> [Stated exercise]: Would you copy out the whole listing exactly as given?

☆ ☆ ☆

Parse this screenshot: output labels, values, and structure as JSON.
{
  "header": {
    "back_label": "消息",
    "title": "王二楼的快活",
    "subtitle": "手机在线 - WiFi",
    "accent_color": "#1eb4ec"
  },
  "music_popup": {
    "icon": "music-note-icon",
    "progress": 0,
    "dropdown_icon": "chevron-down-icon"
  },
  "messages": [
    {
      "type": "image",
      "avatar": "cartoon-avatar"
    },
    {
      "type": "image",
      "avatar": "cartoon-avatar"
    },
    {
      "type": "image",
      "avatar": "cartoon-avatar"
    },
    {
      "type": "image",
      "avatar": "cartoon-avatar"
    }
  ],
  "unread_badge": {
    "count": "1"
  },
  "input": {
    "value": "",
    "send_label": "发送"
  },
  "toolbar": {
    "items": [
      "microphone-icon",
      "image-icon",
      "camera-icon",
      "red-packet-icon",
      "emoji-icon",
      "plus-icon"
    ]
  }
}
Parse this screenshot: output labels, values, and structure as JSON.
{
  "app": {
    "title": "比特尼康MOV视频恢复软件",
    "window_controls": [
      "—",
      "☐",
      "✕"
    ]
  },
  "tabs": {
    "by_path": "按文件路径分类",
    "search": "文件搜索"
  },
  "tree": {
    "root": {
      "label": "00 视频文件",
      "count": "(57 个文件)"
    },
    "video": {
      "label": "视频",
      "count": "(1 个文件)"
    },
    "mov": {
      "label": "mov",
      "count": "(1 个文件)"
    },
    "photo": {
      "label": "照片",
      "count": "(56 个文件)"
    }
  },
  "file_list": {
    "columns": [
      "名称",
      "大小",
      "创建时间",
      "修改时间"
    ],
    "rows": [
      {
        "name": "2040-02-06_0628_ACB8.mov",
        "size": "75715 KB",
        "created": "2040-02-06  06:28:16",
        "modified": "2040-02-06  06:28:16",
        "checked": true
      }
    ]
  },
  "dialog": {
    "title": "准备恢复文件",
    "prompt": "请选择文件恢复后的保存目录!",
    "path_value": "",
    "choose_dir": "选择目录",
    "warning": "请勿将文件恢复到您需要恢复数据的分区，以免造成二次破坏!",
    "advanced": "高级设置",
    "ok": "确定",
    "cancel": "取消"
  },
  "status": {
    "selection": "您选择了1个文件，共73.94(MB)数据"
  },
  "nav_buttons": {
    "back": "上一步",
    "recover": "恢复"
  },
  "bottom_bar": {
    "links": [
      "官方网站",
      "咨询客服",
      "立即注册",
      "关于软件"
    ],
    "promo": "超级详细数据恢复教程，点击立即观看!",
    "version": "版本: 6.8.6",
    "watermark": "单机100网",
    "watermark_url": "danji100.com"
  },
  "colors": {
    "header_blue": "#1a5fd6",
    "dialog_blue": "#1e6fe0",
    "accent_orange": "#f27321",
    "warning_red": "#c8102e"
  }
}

☆ ☆ ☆

> [Result of the exercise]:
Parse this screenshot: output labels, values, and structure as JSON.
{
  "header": {
    "back_label": "消息",
    "title": "王二楼的快活",
    "subtitle": "手机在线 - WiFi",
    "accent_color": "#1eb4ec"
  },
  "music_popup": {
    "icon": "music-note-icon",
    "progress": 0,
    "dropdown_icon": "chevron-down-icon"
  },
  "messages": [
    {
      "type": "image",
      "avatar": "cartoon-avatar"
    },
    {
      "type": "image",
      "avatar": "cartoon-avatar"
    },
    {
      "type": "image",
      "avatar": "cartoon-avatar"
    },
    {
      "type": "image",
      "avatar": "cartoon-avatar"
    }
  ],
  "unread_badge": {
    "count": "1"
  },
  "input": {
    "value": "",
    "send_label": "发送"
  },
  "toolbar": {
    "items": [
      "microphone-icon",
      "image-icon",
      "camera-icon",
      "red-packet-icon",
      "emoji-icon",
      "plus-icon"
    ]
  }
}
Parse this screenshot: output labels, values, and structure as JSON.
{
  "app": {
    "title": "比特尼康MOV视频恢复软件",
    "window_controls": [
      "—",
      "☐",
      "✕"
    ]
  },
  "tabs": {
    "by_path": "按文件路径分类",
    "search": "文件搜索"
  },
  "tree": {
    "root": {
      "label": "00 视频文件",
      "count": "(57 个文件)"
    },
    "video": {
      "label": "视频",
      "count": "(1 个文件)"
    },
    "mov": {
      "label": "mov",
      "count": "(1 个文件)"
    },
    "photo": {
      "label": "照片",
      "count": "(56 个文件)"
    }
  },
  "file_list": {
    "columns": [
      "名称",
      "大小",
      "创建时间",
      "修改时间"
    ],
    "rows": [
      {
        "name": "2040-02-06_0628_ACB8.mov",
        "size": "75715 KB",
        "created": "2040-02-06  06:28:16",
        "modified": "2040-02-06  06:28:16",
        "checked": true
      }
    ]
  },
  "dialog": {
    "title": "准备恢复文件",
    "prompt": "请选择文件恢复后的保存目录!",
    "path_value": "",
    "choose_dir": "选择目录",
    "warning": "请勿将文件恢复到您需要恢复数据的分区，以免造成二次破坏!",
    "advanced": "高级设置",
    "ok": "确定",
    "cancel": "取消"
  },
  "status": {
    "selection": "您选择了1个文件，共73.94(MB)数据"
  },
  "nav_buttons": {
    "back": "上一步",
    "recover": "恢复"
  },
  "bottom_bar": {
    "links": [
      "官方网站",
      "咨询客服",
      "立即注册",
      "关于软件"
    ],
    "promo": "超级详细数据恢复教程，点击立即观看!",
    "version": "版本: 6.8.6",
    "watermark": "单机100网",
    "watermark_url": "danji100.com"
  },
  "colors": {
    "header_blue": "#1a5fd6",
    "dialog_blue": "#1e6fe0",
    "accent_orange": "#f27321",
    "warning_red": "#c8102e"
  }
}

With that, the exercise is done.